Data entries:

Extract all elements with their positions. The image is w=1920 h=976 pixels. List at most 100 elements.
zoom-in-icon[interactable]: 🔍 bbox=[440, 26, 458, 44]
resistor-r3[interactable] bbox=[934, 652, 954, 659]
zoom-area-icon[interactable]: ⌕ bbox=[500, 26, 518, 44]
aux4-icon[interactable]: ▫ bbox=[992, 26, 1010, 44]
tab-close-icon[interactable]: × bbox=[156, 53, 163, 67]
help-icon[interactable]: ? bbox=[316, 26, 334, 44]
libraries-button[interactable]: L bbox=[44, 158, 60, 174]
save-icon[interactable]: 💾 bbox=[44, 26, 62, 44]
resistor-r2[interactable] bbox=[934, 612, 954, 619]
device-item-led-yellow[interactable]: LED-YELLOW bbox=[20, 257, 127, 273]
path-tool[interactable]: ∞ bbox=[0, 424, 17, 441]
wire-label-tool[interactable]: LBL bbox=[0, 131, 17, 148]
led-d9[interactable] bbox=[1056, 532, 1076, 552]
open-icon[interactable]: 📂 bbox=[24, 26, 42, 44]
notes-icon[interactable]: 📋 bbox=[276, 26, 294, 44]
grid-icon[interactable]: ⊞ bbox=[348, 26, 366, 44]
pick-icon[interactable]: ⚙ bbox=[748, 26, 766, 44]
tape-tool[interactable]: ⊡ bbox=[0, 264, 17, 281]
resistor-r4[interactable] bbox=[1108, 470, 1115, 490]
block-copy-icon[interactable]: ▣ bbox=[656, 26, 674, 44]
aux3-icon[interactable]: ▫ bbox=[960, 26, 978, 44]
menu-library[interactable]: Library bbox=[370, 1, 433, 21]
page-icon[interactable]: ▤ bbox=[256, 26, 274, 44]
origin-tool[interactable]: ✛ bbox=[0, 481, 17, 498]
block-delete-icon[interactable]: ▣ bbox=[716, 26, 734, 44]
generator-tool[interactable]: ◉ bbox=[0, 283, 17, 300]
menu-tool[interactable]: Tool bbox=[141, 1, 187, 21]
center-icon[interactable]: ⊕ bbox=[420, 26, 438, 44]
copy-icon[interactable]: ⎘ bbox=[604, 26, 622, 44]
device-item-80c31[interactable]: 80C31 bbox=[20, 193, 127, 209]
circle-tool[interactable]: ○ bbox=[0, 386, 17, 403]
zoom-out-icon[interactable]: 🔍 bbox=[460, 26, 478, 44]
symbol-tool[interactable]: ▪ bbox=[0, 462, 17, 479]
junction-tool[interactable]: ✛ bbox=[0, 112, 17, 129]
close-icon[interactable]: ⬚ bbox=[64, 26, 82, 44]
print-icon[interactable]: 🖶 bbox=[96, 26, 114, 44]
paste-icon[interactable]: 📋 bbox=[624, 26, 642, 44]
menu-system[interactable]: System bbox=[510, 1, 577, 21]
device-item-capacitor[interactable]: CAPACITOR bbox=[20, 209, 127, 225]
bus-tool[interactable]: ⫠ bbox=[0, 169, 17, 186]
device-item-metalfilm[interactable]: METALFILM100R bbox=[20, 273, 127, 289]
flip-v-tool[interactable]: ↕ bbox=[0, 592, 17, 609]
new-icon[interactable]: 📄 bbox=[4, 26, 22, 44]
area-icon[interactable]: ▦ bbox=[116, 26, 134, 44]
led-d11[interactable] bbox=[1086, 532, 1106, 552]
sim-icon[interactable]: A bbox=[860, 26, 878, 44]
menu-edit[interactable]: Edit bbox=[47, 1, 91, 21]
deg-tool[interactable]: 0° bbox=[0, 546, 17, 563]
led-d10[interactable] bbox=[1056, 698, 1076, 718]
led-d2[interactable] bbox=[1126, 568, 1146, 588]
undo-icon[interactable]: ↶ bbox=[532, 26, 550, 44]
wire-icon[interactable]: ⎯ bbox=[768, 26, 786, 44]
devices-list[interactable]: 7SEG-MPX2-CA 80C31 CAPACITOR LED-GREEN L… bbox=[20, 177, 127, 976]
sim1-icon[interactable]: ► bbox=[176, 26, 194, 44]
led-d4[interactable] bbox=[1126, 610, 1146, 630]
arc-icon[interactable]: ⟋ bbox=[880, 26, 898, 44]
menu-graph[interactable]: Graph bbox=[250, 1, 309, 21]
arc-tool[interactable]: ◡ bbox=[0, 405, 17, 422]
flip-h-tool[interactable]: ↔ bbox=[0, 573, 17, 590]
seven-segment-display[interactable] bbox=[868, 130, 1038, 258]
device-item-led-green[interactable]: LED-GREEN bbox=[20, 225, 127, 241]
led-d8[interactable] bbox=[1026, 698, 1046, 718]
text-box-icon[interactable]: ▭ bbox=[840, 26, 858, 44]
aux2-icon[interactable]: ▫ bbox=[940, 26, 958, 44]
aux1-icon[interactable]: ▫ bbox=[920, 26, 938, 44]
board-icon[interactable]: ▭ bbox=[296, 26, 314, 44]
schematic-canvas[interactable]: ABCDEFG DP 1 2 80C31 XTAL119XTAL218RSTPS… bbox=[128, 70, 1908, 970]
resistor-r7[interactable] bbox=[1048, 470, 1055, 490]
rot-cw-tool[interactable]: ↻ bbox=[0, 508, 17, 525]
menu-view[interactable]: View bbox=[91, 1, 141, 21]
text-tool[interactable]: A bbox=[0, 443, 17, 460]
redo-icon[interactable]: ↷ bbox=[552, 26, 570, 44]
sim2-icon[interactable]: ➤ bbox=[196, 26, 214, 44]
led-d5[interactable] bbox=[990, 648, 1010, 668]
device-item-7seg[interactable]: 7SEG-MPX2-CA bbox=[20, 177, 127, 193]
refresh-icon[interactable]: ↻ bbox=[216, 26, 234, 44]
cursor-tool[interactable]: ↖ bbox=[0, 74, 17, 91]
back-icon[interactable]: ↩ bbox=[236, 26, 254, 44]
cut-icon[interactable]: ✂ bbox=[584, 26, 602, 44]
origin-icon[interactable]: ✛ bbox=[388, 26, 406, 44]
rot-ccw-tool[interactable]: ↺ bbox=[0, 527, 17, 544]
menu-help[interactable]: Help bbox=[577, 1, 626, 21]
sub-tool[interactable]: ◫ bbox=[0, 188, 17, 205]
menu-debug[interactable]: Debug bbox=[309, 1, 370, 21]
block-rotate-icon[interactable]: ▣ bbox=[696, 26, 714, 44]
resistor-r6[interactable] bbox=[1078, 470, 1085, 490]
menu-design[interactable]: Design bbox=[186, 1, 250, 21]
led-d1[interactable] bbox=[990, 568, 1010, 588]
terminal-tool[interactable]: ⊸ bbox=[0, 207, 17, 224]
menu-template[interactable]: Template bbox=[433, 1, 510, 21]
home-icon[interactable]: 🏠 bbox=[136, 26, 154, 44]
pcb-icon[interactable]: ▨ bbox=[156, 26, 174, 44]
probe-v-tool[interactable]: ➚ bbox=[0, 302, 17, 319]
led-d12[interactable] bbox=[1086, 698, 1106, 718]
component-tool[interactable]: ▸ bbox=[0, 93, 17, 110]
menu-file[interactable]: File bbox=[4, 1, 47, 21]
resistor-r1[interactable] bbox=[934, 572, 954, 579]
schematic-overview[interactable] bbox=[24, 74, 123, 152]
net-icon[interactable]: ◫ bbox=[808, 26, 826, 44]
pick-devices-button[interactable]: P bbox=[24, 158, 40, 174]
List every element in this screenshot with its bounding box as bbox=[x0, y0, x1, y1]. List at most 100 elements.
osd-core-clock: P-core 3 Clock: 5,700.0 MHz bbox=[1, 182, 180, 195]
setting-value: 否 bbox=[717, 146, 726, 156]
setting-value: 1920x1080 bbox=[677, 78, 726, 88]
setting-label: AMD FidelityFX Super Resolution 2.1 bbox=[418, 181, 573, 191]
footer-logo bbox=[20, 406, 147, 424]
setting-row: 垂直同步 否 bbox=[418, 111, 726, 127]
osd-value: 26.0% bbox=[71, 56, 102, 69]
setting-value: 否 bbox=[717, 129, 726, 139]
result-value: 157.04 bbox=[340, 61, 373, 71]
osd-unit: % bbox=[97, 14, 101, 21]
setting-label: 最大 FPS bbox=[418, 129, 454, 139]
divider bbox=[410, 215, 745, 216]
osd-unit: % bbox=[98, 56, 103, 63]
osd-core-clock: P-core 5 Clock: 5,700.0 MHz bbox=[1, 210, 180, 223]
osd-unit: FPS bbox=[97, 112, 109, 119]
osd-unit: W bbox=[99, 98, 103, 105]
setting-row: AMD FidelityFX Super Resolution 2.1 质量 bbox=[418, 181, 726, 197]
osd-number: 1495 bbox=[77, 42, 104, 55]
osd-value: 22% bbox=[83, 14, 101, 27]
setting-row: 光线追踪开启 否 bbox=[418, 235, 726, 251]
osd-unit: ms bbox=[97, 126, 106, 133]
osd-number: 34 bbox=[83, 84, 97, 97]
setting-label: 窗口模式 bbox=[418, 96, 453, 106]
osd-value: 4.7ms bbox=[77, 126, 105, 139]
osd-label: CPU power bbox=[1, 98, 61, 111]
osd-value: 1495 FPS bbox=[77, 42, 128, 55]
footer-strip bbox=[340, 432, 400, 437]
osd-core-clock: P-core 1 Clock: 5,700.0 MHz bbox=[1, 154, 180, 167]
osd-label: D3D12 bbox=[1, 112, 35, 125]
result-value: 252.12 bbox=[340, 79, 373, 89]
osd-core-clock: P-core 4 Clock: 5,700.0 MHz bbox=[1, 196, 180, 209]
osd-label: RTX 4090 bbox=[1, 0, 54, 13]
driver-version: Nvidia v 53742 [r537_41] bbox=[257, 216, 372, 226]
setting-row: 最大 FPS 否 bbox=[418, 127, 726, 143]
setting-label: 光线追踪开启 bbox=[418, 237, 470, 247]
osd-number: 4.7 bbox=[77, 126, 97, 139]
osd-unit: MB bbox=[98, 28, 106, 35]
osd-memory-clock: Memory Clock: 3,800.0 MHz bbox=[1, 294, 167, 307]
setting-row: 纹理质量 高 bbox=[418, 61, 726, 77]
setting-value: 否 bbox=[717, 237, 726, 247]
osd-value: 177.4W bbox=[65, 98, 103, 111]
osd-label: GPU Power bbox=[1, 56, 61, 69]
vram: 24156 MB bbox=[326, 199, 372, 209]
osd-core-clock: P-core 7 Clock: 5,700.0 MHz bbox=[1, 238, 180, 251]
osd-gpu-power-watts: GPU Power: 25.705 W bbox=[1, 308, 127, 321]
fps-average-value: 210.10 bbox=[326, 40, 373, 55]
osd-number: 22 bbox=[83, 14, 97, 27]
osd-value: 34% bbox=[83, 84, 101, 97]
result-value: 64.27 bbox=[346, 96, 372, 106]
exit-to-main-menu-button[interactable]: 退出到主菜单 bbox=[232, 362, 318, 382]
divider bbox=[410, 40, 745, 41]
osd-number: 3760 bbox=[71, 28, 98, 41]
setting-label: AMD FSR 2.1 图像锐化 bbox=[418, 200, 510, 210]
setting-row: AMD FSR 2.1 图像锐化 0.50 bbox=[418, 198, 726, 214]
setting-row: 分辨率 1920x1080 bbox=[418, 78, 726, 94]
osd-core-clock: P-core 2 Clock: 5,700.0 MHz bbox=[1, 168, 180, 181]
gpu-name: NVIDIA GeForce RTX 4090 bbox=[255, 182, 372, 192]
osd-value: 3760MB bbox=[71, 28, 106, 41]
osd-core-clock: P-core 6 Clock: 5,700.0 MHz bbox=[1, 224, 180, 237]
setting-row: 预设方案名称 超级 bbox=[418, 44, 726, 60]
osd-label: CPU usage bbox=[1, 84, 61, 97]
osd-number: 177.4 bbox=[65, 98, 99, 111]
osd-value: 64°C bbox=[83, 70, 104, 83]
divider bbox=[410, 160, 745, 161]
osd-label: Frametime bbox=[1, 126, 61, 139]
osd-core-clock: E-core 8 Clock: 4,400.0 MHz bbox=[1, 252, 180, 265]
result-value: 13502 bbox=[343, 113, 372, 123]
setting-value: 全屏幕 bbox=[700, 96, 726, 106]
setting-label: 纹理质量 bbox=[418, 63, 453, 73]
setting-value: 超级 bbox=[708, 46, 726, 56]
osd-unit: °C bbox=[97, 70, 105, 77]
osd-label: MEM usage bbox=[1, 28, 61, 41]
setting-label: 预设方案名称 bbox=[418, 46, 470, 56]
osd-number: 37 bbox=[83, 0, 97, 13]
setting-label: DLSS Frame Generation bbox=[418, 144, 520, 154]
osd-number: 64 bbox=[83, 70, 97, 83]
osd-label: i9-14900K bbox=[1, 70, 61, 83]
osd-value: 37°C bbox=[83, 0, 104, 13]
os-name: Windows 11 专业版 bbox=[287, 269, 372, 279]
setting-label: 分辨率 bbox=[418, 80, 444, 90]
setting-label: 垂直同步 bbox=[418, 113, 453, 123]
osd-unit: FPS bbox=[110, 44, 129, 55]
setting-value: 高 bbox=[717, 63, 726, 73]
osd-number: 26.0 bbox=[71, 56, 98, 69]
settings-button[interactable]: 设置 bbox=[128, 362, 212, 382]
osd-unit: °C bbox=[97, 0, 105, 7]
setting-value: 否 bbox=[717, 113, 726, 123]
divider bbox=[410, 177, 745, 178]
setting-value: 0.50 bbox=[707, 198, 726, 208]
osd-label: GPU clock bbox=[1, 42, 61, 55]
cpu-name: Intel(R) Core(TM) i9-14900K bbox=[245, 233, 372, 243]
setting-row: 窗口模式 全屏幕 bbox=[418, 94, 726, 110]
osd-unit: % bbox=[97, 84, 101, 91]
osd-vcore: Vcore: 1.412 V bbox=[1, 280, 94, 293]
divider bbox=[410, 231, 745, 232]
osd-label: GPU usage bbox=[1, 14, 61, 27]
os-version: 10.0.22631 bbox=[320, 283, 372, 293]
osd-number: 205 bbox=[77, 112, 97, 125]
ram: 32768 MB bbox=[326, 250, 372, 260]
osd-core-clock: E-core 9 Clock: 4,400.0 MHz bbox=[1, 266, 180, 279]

[STATED TASK]
Give the items as a numbered list with blank lines left out, beginning at the first line of the items and stopping after the line that has "help-icon[interactable]: ? bbox=[316, 26, 334, 44]".

[SOLUTION BELOW]
1. Extract all elements with their positions. The image is w=1920 h=976 pixels. List at most 100 elements.
2. zoom-in-icon[interactable]: 🔍 bbox=[440, 26, 458, 44]
3. resistor-r3[interactable] bbox=[934, 652, 954, 659]
4. zoom-area-icon[interactable]: ⌕ bbox=[500, 26, 518, 44]
5. aux4-icon[interactable]: ▫ bbox=[992, 26, 1010, 44]
6. tab-close-icon[interactable]: × bbox=[156, 53, 163, 67]
7. help-icon[interactable]: ? bbox=[316, 26, 334, 44]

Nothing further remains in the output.